Set down the material below in full, matching it exactly.
## Begin
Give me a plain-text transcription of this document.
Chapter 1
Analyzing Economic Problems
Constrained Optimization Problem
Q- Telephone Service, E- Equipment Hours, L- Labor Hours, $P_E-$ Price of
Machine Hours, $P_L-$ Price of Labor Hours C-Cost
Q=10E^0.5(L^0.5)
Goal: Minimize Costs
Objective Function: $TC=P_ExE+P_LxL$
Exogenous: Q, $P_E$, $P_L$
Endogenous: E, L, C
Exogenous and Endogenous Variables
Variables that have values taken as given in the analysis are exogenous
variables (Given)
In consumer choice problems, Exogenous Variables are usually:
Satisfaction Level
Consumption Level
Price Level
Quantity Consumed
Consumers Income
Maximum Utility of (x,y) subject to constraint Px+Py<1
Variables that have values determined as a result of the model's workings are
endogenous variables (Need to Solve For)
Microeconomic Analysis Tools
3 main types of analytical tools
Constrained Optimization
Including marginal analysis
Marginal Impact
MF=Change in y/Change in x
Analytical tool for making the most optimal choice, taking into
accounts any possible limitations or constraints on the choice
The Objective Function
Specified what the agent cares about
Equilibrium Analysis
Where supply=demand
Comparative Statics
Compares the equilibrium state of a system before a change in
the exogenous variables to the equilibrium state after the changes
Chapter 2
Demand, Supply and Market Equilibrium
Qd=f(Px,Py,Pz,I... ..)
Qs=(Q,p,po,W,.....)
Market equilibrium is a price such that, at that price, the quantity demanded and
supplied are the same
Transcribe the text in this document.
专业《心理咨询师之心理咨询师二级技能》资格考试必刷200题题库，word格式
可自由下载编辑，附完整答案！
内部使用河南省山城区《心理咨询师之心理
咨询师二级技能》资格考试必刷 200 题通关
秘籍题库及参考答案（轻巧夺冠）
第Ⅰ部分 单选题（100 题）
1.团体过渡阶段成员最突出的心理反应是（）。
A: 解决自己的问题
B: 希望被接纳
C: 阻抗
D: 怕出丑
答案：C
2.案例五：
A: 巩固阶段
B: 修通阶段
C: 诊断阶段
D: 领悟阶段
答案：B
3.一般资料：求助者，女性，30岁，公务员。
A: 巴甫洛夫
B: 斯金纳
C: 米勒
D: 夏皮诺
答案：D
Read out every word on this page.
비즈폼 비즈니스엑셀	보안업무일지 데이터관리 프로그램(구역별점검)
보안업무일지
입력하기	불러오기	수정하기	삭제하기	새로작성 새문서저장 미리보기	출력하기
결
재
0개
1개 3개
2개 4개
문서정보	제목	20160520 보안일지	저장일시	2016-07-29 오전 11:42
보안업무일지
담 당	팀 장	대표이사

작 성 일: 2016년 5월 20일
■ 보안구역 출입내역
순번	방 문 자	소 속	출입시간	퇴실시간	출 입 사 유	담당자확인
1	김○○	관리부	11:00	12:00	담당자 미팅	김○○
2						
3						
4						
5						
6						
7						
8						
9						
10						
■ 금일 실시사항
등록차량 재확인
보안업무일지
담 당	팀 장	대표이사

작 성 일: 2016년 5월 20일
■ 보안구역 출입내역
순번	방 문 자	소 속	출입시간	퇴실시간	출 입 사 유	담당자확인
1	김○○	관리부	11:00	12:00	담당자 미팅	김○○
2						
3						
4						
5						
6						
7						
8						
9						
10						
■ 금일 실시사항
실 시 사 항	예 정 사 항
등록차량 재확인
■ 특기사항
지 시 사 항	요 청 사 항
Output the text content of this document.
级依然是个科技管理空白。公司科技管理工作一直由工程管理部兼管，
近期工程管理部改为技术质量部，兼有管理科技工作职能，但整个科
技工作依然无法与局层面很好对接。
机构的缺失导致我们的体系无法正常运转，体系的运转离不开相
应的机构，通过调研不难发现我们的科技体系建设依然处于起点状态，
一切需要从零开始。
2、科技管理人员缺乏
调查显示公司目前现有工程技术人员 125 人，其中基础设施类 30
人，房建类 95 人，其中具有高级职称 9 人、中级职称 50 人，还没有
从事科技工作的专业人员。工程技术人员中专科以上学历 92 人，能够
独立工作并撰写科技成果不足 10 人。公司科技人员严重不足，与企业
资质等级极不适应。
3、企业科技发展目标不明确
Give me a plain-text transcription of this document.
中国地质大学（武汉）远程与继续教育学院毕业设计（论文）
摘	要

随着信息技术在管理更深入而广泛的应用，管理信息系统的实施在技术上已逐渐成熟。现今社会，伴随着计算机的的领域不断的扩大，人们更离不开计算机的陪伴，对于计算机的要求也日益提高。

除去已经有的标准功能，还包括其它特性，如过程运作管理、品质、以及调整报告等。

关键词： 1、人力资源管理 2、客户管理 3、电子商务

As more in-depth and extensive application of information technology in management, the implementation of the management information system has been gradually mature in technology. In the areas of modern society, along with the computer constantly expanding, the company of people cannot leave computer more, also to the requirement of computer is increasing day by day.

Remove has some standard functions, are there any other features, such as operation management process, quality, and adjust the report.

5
## End
Response to this exercise>
Give me a plain-text transcription of this document.
Chapter 1
Analyzing Economic Problems
Constrained Optimization Problem
Q- Telephone Service, E- Equipment Hours, L- Labor Hours, $P_E-$ Price of
Machine Hours, $P_L-$ Price of Labor Hours C-Cost
Q=10E^0.5(L^0.5)
Goal: Minimize Costs
Objective Function: $TC=P_ExE+P_LxL$
Exogenous: Q, $P_E$, $P_L$
Endogenous: E, L, C
Exogenous and Endogenous Variables
Variables that have values taken as given in the analysis are exogenous
variables (Given)
In consumer choice problems, Exogenous Variables are usually:
Satisfaction Level
Consumption Level
Price Level
Quantity Consumed
Consumers Income
Maximum Utility of (x,y) subject to constraint Px+Py<1
Variables that have values determined as a result of the model's workings are
endogenous variables (Need to Solve For)
Microeconomic Analysis Tools
3 main types of analytical tools
Constrained Optimization
Including marginal analysis
Marginal Impact
MF=Change in y/Change in x
Analytical tool for making the most optimal choice, taking into
accounts any possible limitations or constraints on the choice
The Objective Function
Specified what the agent cares about
Equilibrium Analysis
Where supply=demand
Comparative Statics
Compares the equilibrium state of a system before a change in
the exogenous variables to the equilibrium state after the changes
Chapter 2
Demand, Supply and Market Equilibrium
Qd=f(Px,Py,Pz,I... ..)
Qs=(Q,p,po,W,.....)
Market equilibrium is a price such that, at that price, the quantity demanded and
supplied are the same
Transcribe the text in this document.
专业《心理咨询师之心理咨询师二级技能》资格考试必刷200题题库，word格式
可自由下载编辑，附完整答案！
内部使用河南省山城区《心理咨询师之心理
咨询师二级技能》资格考试必刷 200 题通关
秘籍题库及参考答案（轻巧夺冠）
第Ⅰ部分 单选题（100 题）
1.团体过渡阶段成员最突出的心理反应是（）。
A: 解决自己的问题
B: 希望被接纳
C: 阻抗
D: 怕出丑
答案：C
2.案例五：
A: 巩固阶段
B: 修通阶段
C: 诊断阶段
D: 领悟阶段
答案：B
3.一般资料：求助者，女性，30岁，公务员。
A: 巴甫洛夫
B: 斯金纳
C: 米勒
D: 夏皮诺
答案：D
Read out every word on this page.
비즈폼 비즈니스엑셀	보안업무일지 데이터관리 프로그램(구역별점검)
보안업무일지
입력하기	불러오기	수정하기	삭제하기	새로작성 새문서저장 미리보기	출력하기
결
재
0개
1개 3개
2개 4개
문서정보	제목	20160520 보안일지	저장일시	2016-07-29 오전 11:42
보안업무일지
담 당	팀 장	대표이사

작 성 일: 2016년 5월 20일
■ 보안구역 출입내역
순번	방 문 자	소 속	출입시간	퇴실시간	출 입 사 유	담당자확인
1	김○○	관리부	11:00	12:00	담당자 미팅	김○○
2						
3						
4						
5						
6						
7						
8						
9						
10						
■ 금일 실시사항
등록차량 재확인
보안업무일지
담 당	팀 장	대표이사

작 성 일: 2016년 5월 20일
■ 보안구역 출입내역
순번	방 문 자	소 속	출입시간	퇴실시간	출 입 사 유	담당자확인
1	김○○	관리부	11:00	12:00	담당자 미팅	김○○
2						
3						
4						
5						
6						
7						
8						
9						
10						
■ 금일 실시사항
실 시 사 항	예 정 사 항
등록차량 재확인
■ 특기사항
지 시 사 항	요 청 사 항
Output the text content of this document.
级依然是个科技管理空白。公司科技管理工作一直由工程管理部兼管，
近期工程管理部改为技术质量部，兼有管理科技工作职能，但整个科
技工作依然无法与局层面很好对接。
机构的缺失导致我们的体系无法正常运转，体系的运转离不开相
应的机构，通过调研不难发现我们的科技体系建设依然处于起点状态，
一切需要从零开始。
2、科技管理人员缺乏
调查显示公司目前现有工程技术人员 125 人，其中基础设施类 30
人，房建类 95 人，其中具有高级职称 9 人、中级职称 50 人，还没有
从事科技工作的专业人员。工程技术人员中专科以上学历 92 人，能够
独立工作并撰写科技成果不足 10 人。公司科技人员严重不足，与企业
资质等级极不适应。
3、企业科技发展目标不明确
Give me a plain-text transcription of this document.
中国地质大学（武汉）远程与继续教育学院毕业设计（论文）
摘	要

随着信息技术在管理更深入而广泛的应用，管理信息系统的实施在技术上已逐渐成熟。现今社会，伴随着计算机的的领域不断的扩大，人们更离不开计算机的陪伴，对于计算机的要求也日益提高。

除去已经有的标准功能，还包括其它特性，如过程运作管理、品质、以及调整报告等。

关键词： 1、人力资源管理 2、客户管理 3、电子商务

As more in-depth and extensive application of information technology in management, the implementation of the management information system has been gradually mature in technology. In the areas of modern society, along with the computer constantly expanding, the company of people cannot leave computer more, also to the requirement of computer is increasing day by day.

Remove has some standard functions, are there any other features, such as operation management process, quality, and adjust the report.

5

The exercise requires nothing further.